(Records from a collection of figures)

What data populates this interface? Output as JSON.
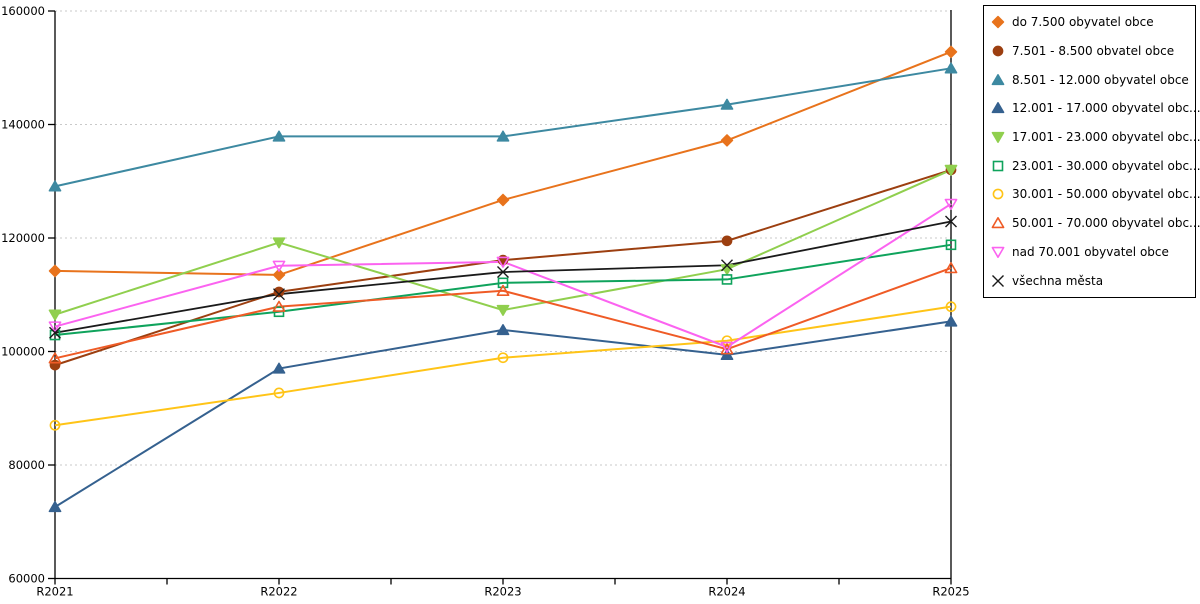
{
  "chart_data": {
    "type": "line",
    "title": "",
    "xlabel": "",
    "ylabel": "",
    "categories": [
      "R2021",
      "R2022",
      "R2023",
      "R2024",
      "R2025"
    ],
    "ylim": [
      60000,
      160000
    ],
    "ytick_step": 20000,
    "ytick_labels": [
      "60000",
      "80000",
      "100000",
      "120000",
      "140000",
      "160000"
    ],
    "grid": "horizontal-dashed",
    "legend_position": "top-right",
    "series": [
      {
        "name": "do 7.500 obyvatel obce",
        "color": "#E8731C",
        "marker": "diamond",
        "fill": "solid",
        "values": [
          114200,
          113500,
          126700,
          137200,
          152800
        ]
      },
      {
        "name": "7.501 - 8.500 obvatel obce",
        "color": "#9C3F10",
        "marker": "circle",
        "fill": "solid",
        "values": [
          97600,
          110500,
          116100,
          119500,
          132000
        ]
      },
      {
        "name": "8.501 - 12.000 obyvatel obce",
        "color": "#3D89A1",
        "marker": "triangle-up",
        "fill": "solid",
        "values": [
          129100,
          137900,
          137900,
          143500,
          149900
        ]
      },
      {
        "name": "12.001 - 17.000 obyvatel obc...",
        "color": "#35618F",
        "marker": "triangle-up",
        "fill": "solid",
        "values": [
          72600,
          97000,
          103800,
          99400,
          105300
        ]
      },
      {
        "name": "17.001 - 23.000 obyvatel obc...",
        "color": "#90CF4E",
        "marker": "triangle-down",
        "fill": "solid",
        "values": [
          106500,
          119200,
          107300,
          114500,
          132000
        ]
      },
      {
        "name": "23.001 - 30.000 obyvatel obc...",
        "color": "#0FA35C",
        "marker": "square",
        "fill": "open",
        "values": [
          102900,
          107000,
          112100,
          112700,
          118800
        ]
      },
      {
        "name": "30.001 - 50.000 obyvatel obc...",
        "color": "#FFC417",
        "marker": "circle",
        "fill": "open",
        "values": [
          87000,
          92700,
          98900,
          101900,
          107900
        ]
      },
      {
        "name": "50.001 - 70.000 obyvatel obc...",
        "color": "#EF5B26",
        "marker": "triangle-up",
        "fill": "open",
        "values": [
          98800,
          107900,
          110700,
          100400,
          114700
        ]
      },
      {
        "name": "nad 70.001 obyvatel obce",
        "color": "#FB63F0",
        "marker": "triangle-down",
        "fill": "open",
        "values": [
          104400,
          115100,
          115800,
          100800,
          126000
        ]
      },
      {
        "name": "všechna města",
        "color": "#1A1A1A",
        "marker": "x",
        "fill": "open",
        "values": [
          103300,
          110100,
          114000,
          115200,
          122900
        ]
      }
    ]
  },
  "colors": {
    "background": "#FFFFFF",
    "axis": "#000000",
    "grid": "#C9C9C9",
    "tick_label": "#000000"
  }
}
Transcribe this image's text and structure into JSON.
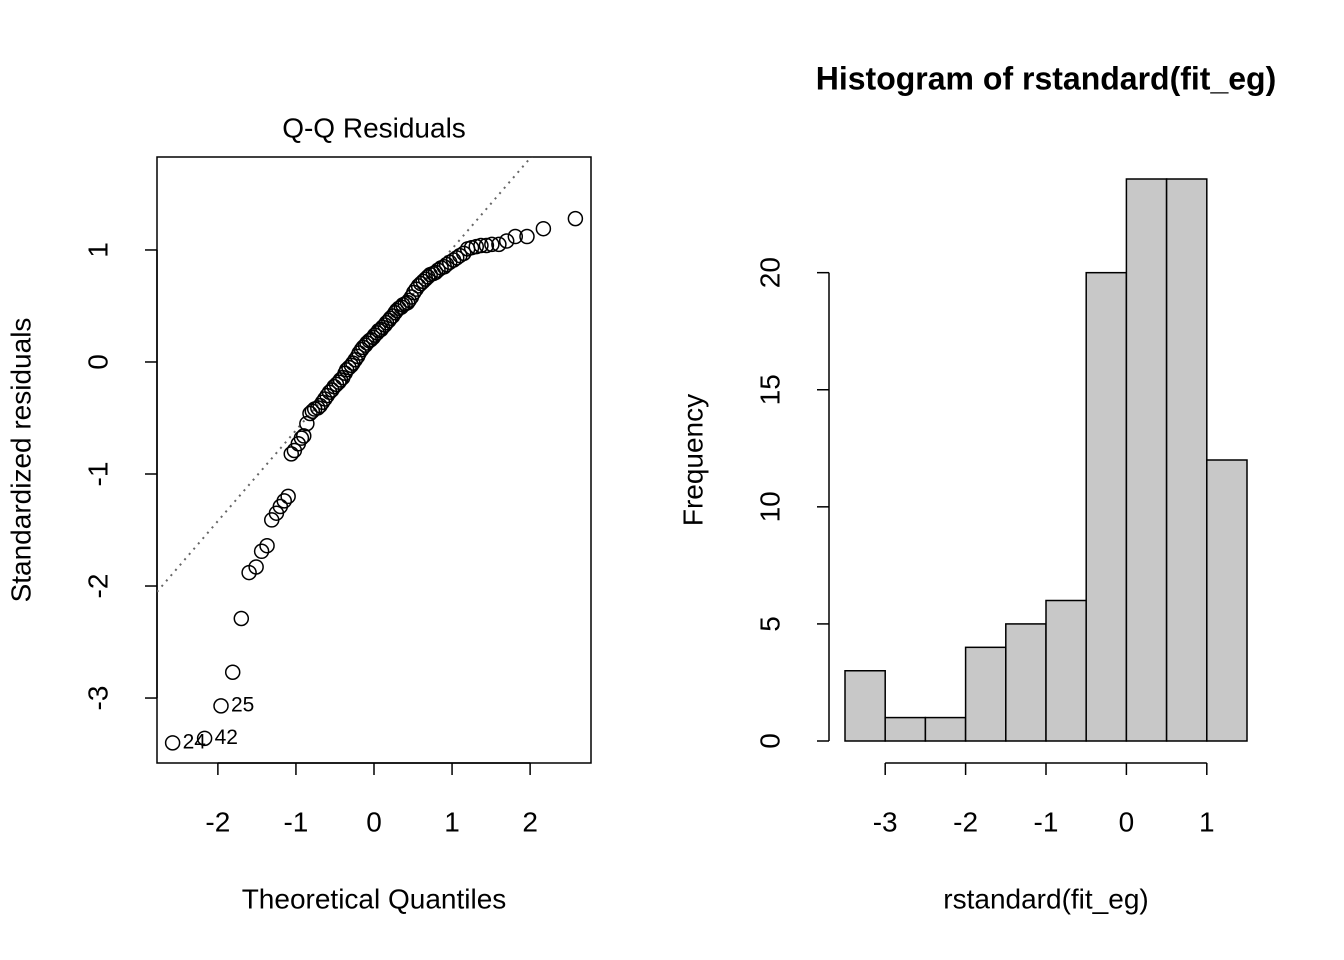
{
  "chart_data": [
    {
      "type": "scatter",
      "title": "Q-Q Residuals",
      "x_label": "Theoretical Quantiles",
      "y_label": "Standardized residuals",
      "x": [
        -2.58,
        -2.17,
        -1.96,
        -1.81,
        -1.7,
        -1.6,
        -1.51,
        -1.44,
        -1.37,
        -1.31,
        -1.25,
        -1.2,
        -1.15,
        -1.1,
        -1.06,
        -1.02,
        -0.97,
        -0.93,
        -0.9,
        -0.86,
        -0.82,
        -0.79,
        -0.76,
        -0.72,
        -0.69,
        -0.66,
        -0.63,
        -0.6,
        -0.57,
        -0.54,
        -0.51,
        -0.48,
        -0.45,
        -0.43,
        -0.4,
        -0.37,
        -0.35,
        -0.32,
        -0.29,
        -0.27,
        -0.24,
        -0.21,
        -0.19,
        -0.16,
        -0.14,
        -0.11,
        -0.09,
        -0.06,
        -0.04,
        -0.01,
        0.01,
        0.04,
        0.06,
        0.09,
        0.11,
        0.14,
        0.16,
        0.19,
        0.21,
        0.24,
        0.27,
        0.29,
        0.32,
        0.35,
        0.37,
        0.4,
        0.43,
        0.45,
        0.48,
        0.51,
        0.54,
        0.57,
        0.6,
        0.63,
        0.66,
        0.69,
        0.72,
        0.76,
        0.79,
        0.82,
        0.86,
        0.9,
        0.93,
        0.97,
        1.02,
        1.06,
        1.1,
        1.15,
        1.2,
        1.25,
        1.31,
        1.37,
        1.44,
        1.51,
        1.6,
        1.7,
        1.81,
        1.96,
        2.17,
        2.58
      ],
      "values": [
        -3.4,
        -3.36,
        -3.07,
        -2.77,
        -2.29,
        -1.88,
        -1.83,
        -1.69,
        -1.64,
        -1.41,
        -1.35,
        -1.29,
        -1.24,
        -1.2,
        -0.82,
        -0.79,
        -0.73,
        -0.68,
        -0.66,
        -0.55,
        -0.46,
        -0.44,
        -0.42,
        -0.41,
        -0.39,
        -0.36,
        -0.33,
        -0.3,
        -0.27,
        -0.25,
        -0.22,
        -0.2,
        -0.18,
        -0.16,
        -0.14,
        -0.1,
        -0.07,
        -0.05,
        -0.03,
        -0.01,
        0.02,
        0.05,
        0.08,
        0.11,
        0.13,
        0.15,
        0.17,
        0.19,
        0.2,
        0.22,
        0.24,
        0.26,
        0.28,
        0.29,
        0.31,
        0.33,
        0.35,
        0.37,
        0.39,
        0.41,
        0.44,
        0.46,
        0.48,
        0.49,
        0.51,
        0.52,
        0.53,
        0.55,
        0.58,
        0.62,
        0.65,
        0.68,
        0.7,
        0.72,
        0.74,
        0.76,
        0.78,
        0.79,
        0.8,
        0.82,
        0.84,
        0.85,
        0.87,
        0.89,
        0.91,
        0.93,
        0.95,
        0.97,
        1.01,
        1.02,
        1.03,
        1.04,
        1.04,
        1.05,
        1.05,
        1.08,
        1.12,
        1.12,
        1.19,
        1.28
      ],
      "labels": [
        "24",
        "42",
        "25",
        null,
        null,
        null,
        null,
        null,
        null,
        null,
        null,
        null,
        null,
        null,
        null,
        null,
        null,
        null,
        null,
        null,
        null,
        null,
        null,
        null,
        null,
        null,
        null,
        null,
        null,
        null,
        null,
        null,
        null,
        null,
        null,
        null,
        null,
        null,
        null,
        null,
        null,
        null,
        null,
        null,
        null,
        null,
        null,
        null,
        null,
        null,
        null,
        null,
        null,
        null,
        null,
        null,
        null,
        null,
        null,
        null,
        null,
        null,
        null,
        null,
        null,
        null,
        null,
        null,
        null,
        null,
        null,
        null,
        null,
        null,
        null,
        null,
        null,
        null,
        null,
        null,
        null,
        null,
        null,
        null,
        null,
        null,
        null,
        null,
        null,
        null,
        null,
        null,
        null,
        null,
        null,
        null,
        null,
        null,
        null,
        null
      ],
      "reference_line": {
        "intercept": 0.2,
        "slope": 0.81
      },
      "xlim": [
        -2.78,
        2.78
      ],
      "ylim": [
        -3.58,
        1.83
      ],
      "xticks": [
        -2,
        -1,
        0,
        1,
        2
      ],
      "yticks": [
        -3,
        -2,
        -1,
        0,
        1
      ],
      "color": "#000000"
    },
    {
      "type": "histogram",
      "title": "Histogram of rstandard(fit_eg)",
      "x_label": "rstandard(fit_eg)",
      "y_label": "Frequency",
      "bins": [
        -3.5,
        -3,
        -2.5,
        -2,
        -1.5,
        -1,
        -0.5,
        0,
        0.5,
        1,
        1.5
      ],
      "values": [
        3,
        1,
        1,
        4,
        5,
        6,
        20,
        24,
        24,
        12
      ],
      "xlim": [
        -3.5,
        1.5
      ],
      "ylim": [
        0,
        24
      ],
      "xticks": [
        -3,
        -2,
        -1,
        0,
        1
      ],
      "yticks": [
        0,
        5,
        10,
        15,
        20
      ],
      "color": "#c8c8c8"
    }
  ]
}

● Your objective
For this exercise, gather every line of the data that contains the word "obce".

● Result
        "name": "do 7.500 obyvatel obce",
        "name": "7.501 - 8.500 obvatel obce",
        "name": "8.501 - 12.000 obyvatel obce",
        "name": "nad 70.001 obyvatel obce",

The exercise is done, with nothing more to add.